Direction => Sort through the entries below and pull out lines containing the word "rotor".

Excerpted data =>
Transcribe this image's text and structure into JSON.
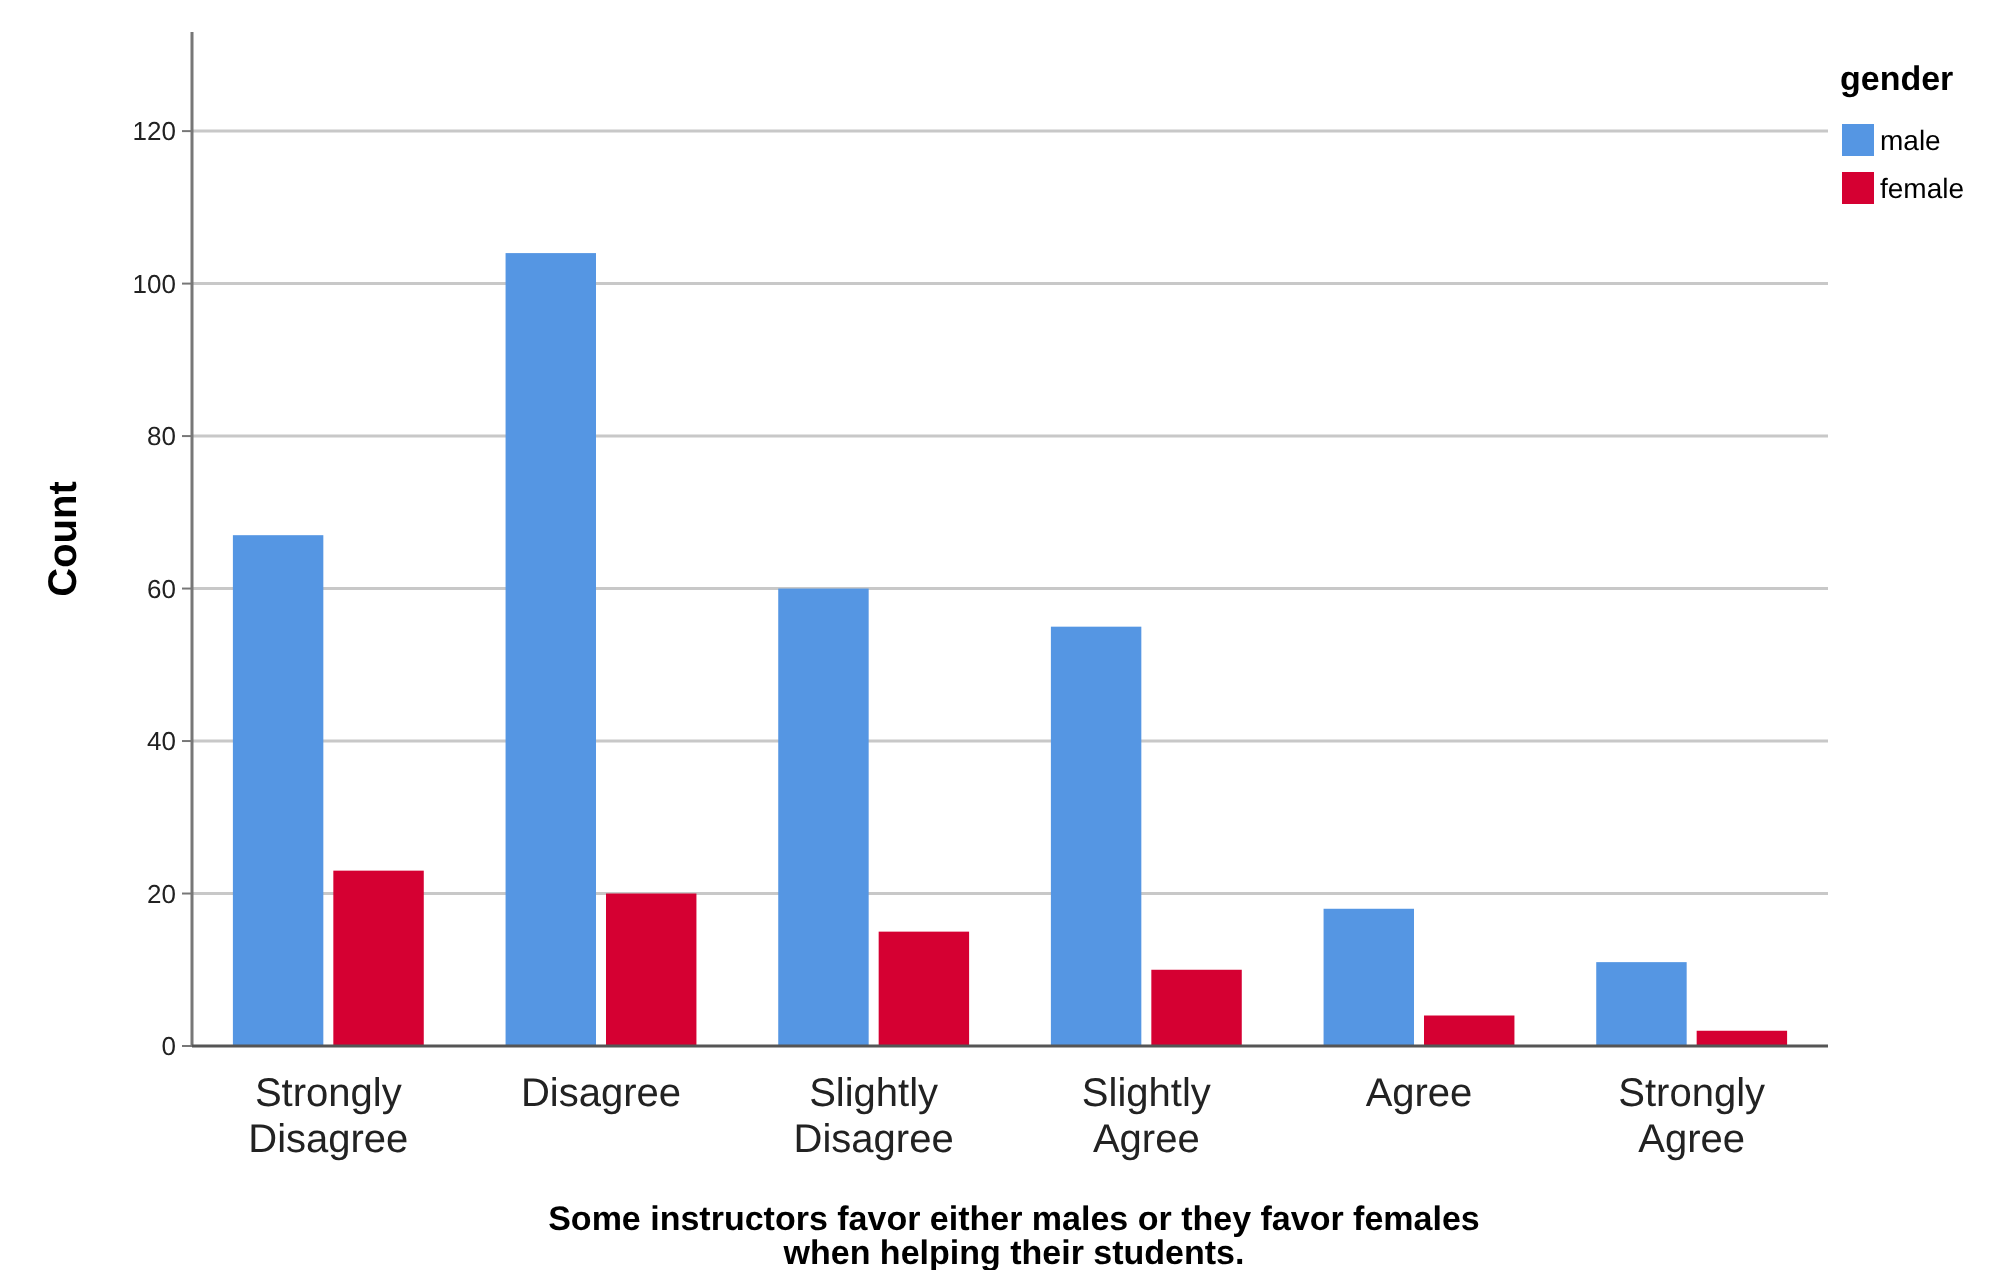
{
  "chart_data": {
    "type": "bar",
    "xlabel": "Some instructors favor either males or they favor females when helping their students.",
    "ylabel": "Count",
    "legend_title": "gender",
    "categories": [
      "Strongly Disagree",
      "Disagree",
      "Slightly Disagree",
      "Slightly Agree",
      "Agree",
      "Strongly Agree"
    ],
    "series": [
      {
        "name": "male",
        "color": "#5596e3",
        "values": [
          67,
          104,
          60,
          55,
          18,
          11
        ]
      },
      {
        "name": "female",
        "color": "#d50032",
        "values": [
          23,
          20,
          15,
          10,
          4,
          2
        ]
      }
    ],
    "ylim": [
      0,
      133
    ],
    "yticks": [
      0,
      20,
      40,
      60,
      80,
      100,
      120
    ],
    "grid": "y",
    "legend": "top right"
  }
}
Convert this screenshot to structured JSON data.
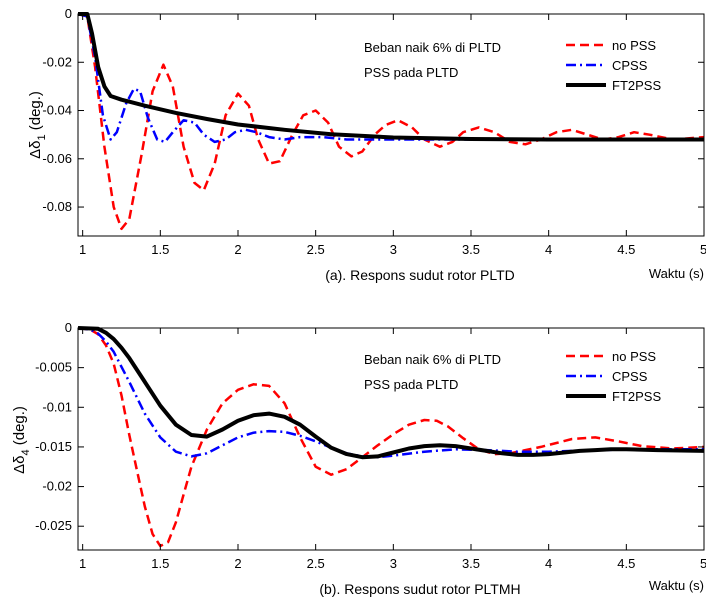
{
  "chart_data": [
    {
      "type": "line",
      "caption": "(a). Respons sudut rotor PLTD",
      "xlabel": "Waktu (s)",
      "ylabel_prefix": "Δδ",
      "ylabel_sub": "1",
      "ylabel_suffix": " (deg.)",
      "xlim": [
        0.97,
        5
      ],
      "ylim": [
        -0.092,
        0
      ],
      "xticks": [
        1,
        1.5,
        2,
        2.5,
        3,
        3.5,
        4,
        4.5,
        5
      ],
      "xtick_labels": [
        "1",
        "1.5",
        "2",
        "2.5",
        "3",
        "3.5",
        "4",
        "4.5",
        "5"
      ],
      "yticks": [
        0,
        -0.02,
        -0.04,
        -0.06,
        -0.08
      ],
      "ytick_labels": [
        "0",
        "-0.02",
        "-0.04",
        "-0.06",
        "-0.08"
      ],
      "annotation": [
        "Beban naik 6% di PLTD",
        "PSS pada PLTD"
      ],
      "legend_position": "top-right",
      "series": [
        {
          "name": "no PSS",
          "color": "#ff0000",
          "style": "dashed",
          "x": [
            0.97,
            1.03,
            1.08,
            1.14,
            1.2,
            1.25,
            1.3,
            1.38,
            1.45,
            1.52,
            1.58,
            1.65,
            1.72,
            1.78,
            1.85,
            1.92,
            2.0,
            2.07,
            2.13,
            2.2,
            2.27,
            2.35,
            2.42,
            2.5,
            2.58,
            2.65,
            2.73,
            2.8,
            2.88,
            2.95,
            3.03,
            3.12,
            3.2,
            3.3,
            3.38,
            3.45,
            3.55,
            3.65,
            3.75,
            3.85,
            3.95,
            4.05,
            4.15,
            4.25,
            4.35,
            4.45,
            4.55,
            4.65,
            4.8,
            5.0
          ],
          "y": [
            0,
            -0.001,
            -0.022,
            -0.055,
            -0.08,
            -0.089,
            -0.085,
            -0.058,
            -0.032,
            -0.021,
            -0.03,
            -0.055,
            -0.07,
            -0.073,
            -0.062,
            -0.042,
            -0.033,
            -0.038,
            -0.052,
            -0.062,
            -0.061,
            -0.05,
            -0.042,
            -0.04,
            -0.045,
            -0.055,
            -0.059,
            -0.057,
            -0.05,
            -0.046,
            -0.044,
            -0.047,
            -0.052,
            -0.055,
            -0.053,
            -0.049,
            -0.047,
            -0.049,
            -0.053,
            -0.054,
            -0.052,
            -0.049,
            -0.048,
            -0.05,
            -0.052,
            -0.051,
            -0.049,
            -0.05,
            -0.052,
            -0.051
          ]
        },
        {
          "name": "CPSS",
          "color": "#0000ff",
          "style": "dashdot",
          "x": [
            0.97,
            1.03,
            1.08,
            1.13,
            1.18,
            1.22,
            1.28,
            1.33,
            1.37,
            1.42,
            1.48,
            1.53,
            1.58,
            1.65,
            1.72,
            1.78,
            1.85,
            1.92,
            1.98,
            2.05,
            2.12,
            2.2,
            2.3,
            2.4,
            2.55,
            2.7,
            2.9,
            3.1,
            3.4,
            3.7,
            4.0,
            4.5,
            5.0
          ],
          "y": [
            0,
            -0.001,
            -0.018,
            -0.042,
            -0.052,
            -0.049,
            -0.037,
            -0.031,
            -0.032,
            -0.043,
            -0.052,
            -0.053,
            -0.049,
            -0.044,
            -0.045,
            -0.05,
            -0.053,
            -0.052,
            -0.049,
            -0.048,
            -0.049,
            -0.051,
            -0.052,
            -0.051,
            -0.051,
            -0.052,
            -0.052,
            -0.052,
            -0.052,
            -0.052,
            -0.052,
            -0.052,
            -0.052
          ]
        },
        {
          "name": "FT2PSS",
          "color": "#000000",
          "style": "solid",
          "x": [
            0.97,
            1.03,
            1.06,
            1.1,
            1.14,
            1.18,
            1.25,
            1.4,
            1.6,
            1.8,
            2.0,
            2.3,
            2.6,
            3.0,
            3.5,
            4.0,
            4.5,
            5.0
          ],
          "y": [
            0,
            0,
            -0.008,
            -0.022,
            -0.03,
            -0.034,
            -0.0355,
            -0.038,
            -0.041,
            -0.0435,
            -0.0458,
            -0.048,
            -0.0498,
            -0.0512,
            -0.0518,
            -0.052,
            -0.052,
            -0.052
          ]
        }
      ]
    },
    {
      "type": "line",
      "caption": "(b). Respons sudut rotor PLTMH",
      "xlabel": "Waktu (s)",
      "ylabel_prefix": "Δδ",
      "ylabel_sub": "4",
      "ylabel_suffix": " (deg.)",
      "xlim": [
        0.97,
        5
      ],
      "ylim": [
        -0.028,
        0
      ],
      "xticks": [
        1,
        1.5,
        2,
        2.5,
        3,
        3.5,
        4,
        4.5,
        5
      ],
      "xtick_labels": [
        "1",
        "1.5",
        "2",
        "2.5",
        "3",
        "3.5",
        "4",
        "4.5",
        "5"
      ],
      "yticks": [
        0,
        -0.005,
        -0.01,
        -0.015,
        -0.02,
        -0.025
      ],
      "ytick_labels": [
        "0",
        "-0.005",
        "-0.01",
        "-0.015",
        "-0.02",
        "-0.025"
      ],
      "annotation": [
        "Beban naik 6% di PLTD",
        "PSS pada PLTD"
      ],
      "legend_position": "top-right",
      "series": [
        {
          "name": "no PSS",
          "color": "#ff0000",
          "style": "dashed",
          "x": [
            0.97,
            1.05,
            1.1,
            1.15,
            1.2,
            1.25,
            1.3,
            1.35,
            1.4,
            1.45,
            1.5,
            1.55,
            1.6,
            1.65,
            1.7,
            1.8,
            1.9,
            2.0,
            2.1,
            2.2,
            2.3,
            2.4,
            2.5,
            2.6,
            2.7,
            2.8,
            2.9,
            3.0,
            3.1,
            3.2,
            3.28,
            3.35,
            3.45,
            3.55,
            3.65,
            3.75,
            3.85,
            3.95,
            4.05,
            4.15,
            4.3,
            4.45,
            4.6,
            4.8,
            5.0
          ],
          "y": [
            0,
            -0.0002,
            -0.0008,
            -0.0022,
            -0.0045,
            -0.0085,
            -0.0135,
            -0.018,
            -0.0225,
            -0.026,
            -0.0275,
            -0.027,
            -0.0245,
            -0.021,
            -0.0175,
            -0.0128,
            -0.0095,
            -0.0078,
            -0.0071,
            -0.0073,
            -0.0095,
            -0.0138,
            -0.0175,
            -0.0185,
            -0.0178,
            -0.0163,
            -0.0148,
            -0.0134,
            -0.0122,
            -0.0116,
            -0.0117,
            -0.0124,
            -0.0139,
            -0.0153,
            -0.0159,
            -0.0158,
            -0.0154,
            -0.015,
            -0.0145,
            -0.014,
            -0.0138,
            -0.0143,
            -0.0149,
            -0.0152,
            -0.015
          ]
        },
        {
          "name": "CPSS",
          "color": "#0000ff",
          "style": "dashdot",
          "x": [
            0.97,
            1.05,
            1.1,
            1.15,
            1.2,
            1.3,
            1.4,
            1.5,
            1.6,
            1.7,
            1.8,
            1.9,
            2.0,
            2.1,
            2.2,
            2.3,
            2.4,
            2.5,
            2.6,
            2.7,
            2.8,
            2.9,
            3.0,
            3.2,
            3.4,
            3.6,
            3.8,
            4.0,
            4.3,
            4.6,
            5.0
          ],
          "y": [
            0,
            -0.0002,
            -0.0007,
            -0.0017,
            -0.003,
            -0.0068,
            -0.0108,
            -0.0138,
            -0.0156,
            -0.0162,
            -0.0158,
            -0.0148,
            -0.0138,
            -0.0132,
            -0.013,
            -0.0131,
            -0.0136,
            -0.0143,
            -0.0151,
            -0.0158,
            -0.0162,
            -0.0163,
            -0.0161,
            -0.0156,
            -0.0153,
            -0.0154,
            -0.0156,
            -0.0156,
            -0.0154,
            -0.0153,
            -0.0153
          ]
        },
        {
          "name": "FT2PSS",
          "color": "#000000",
          "style": "solid",
          "x": [
            0.97,
            1.1,
            1.15,
            1.2,
            1.25,
            1.3,
            1.4,
            1.5,
            1.6,
            1.7,
            1.8,
            1.9,
            2.0,
            2.1,
            2.2,
            2.3,
            2.4,
            2.5,
            2.6,
            2.7,
            2.8,
            2.9,
            3.0,
            3.1,
            3.2,
            3.3,
            3.4,
            3.5,
            3.6,
            3.7,
            3.8,
            3.9,
            4.0,
            4.1,
            4.2,
            4.3,
            4.4,
            4.5,
            4.7,
            5.0
          ],
          "y": [
            0,
            -0.0001,
            -0.0006,
            -0.0014,
            -0.0025,
            -0.0038,
            -0.0068,
            -0.0098,
            -0.0122,
            -0.0135,
            -0.0137,
            -0.0128,
            -0.0117,
            -0.011,
            -0.0108,
            -0.0112,
            -0.0122,
            -0.0137,
            -0.0151,
            -0.0159,
            -0.0163,
            -0.0162,
            -0.0157,
            -0.0152,
            -0.0149,
            -0.0148,
            -0.0149,
            -0.0152,
            -0.0155,
            -0.0158,
            -0.016,
            -0.016,
            -0.0159,
            -0.0157,
            -0.0155,
            -0.0154,
            -0.0153,
            -0.0153,
            -0.0154,
            -0.0155
          ]
        }
      ]
    }
  ]
}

Exercise solution =>
      "caption": "(a). Respons sudut rotor PLTD",
      "caption": "(b). Respons sudut rotor PLTMH",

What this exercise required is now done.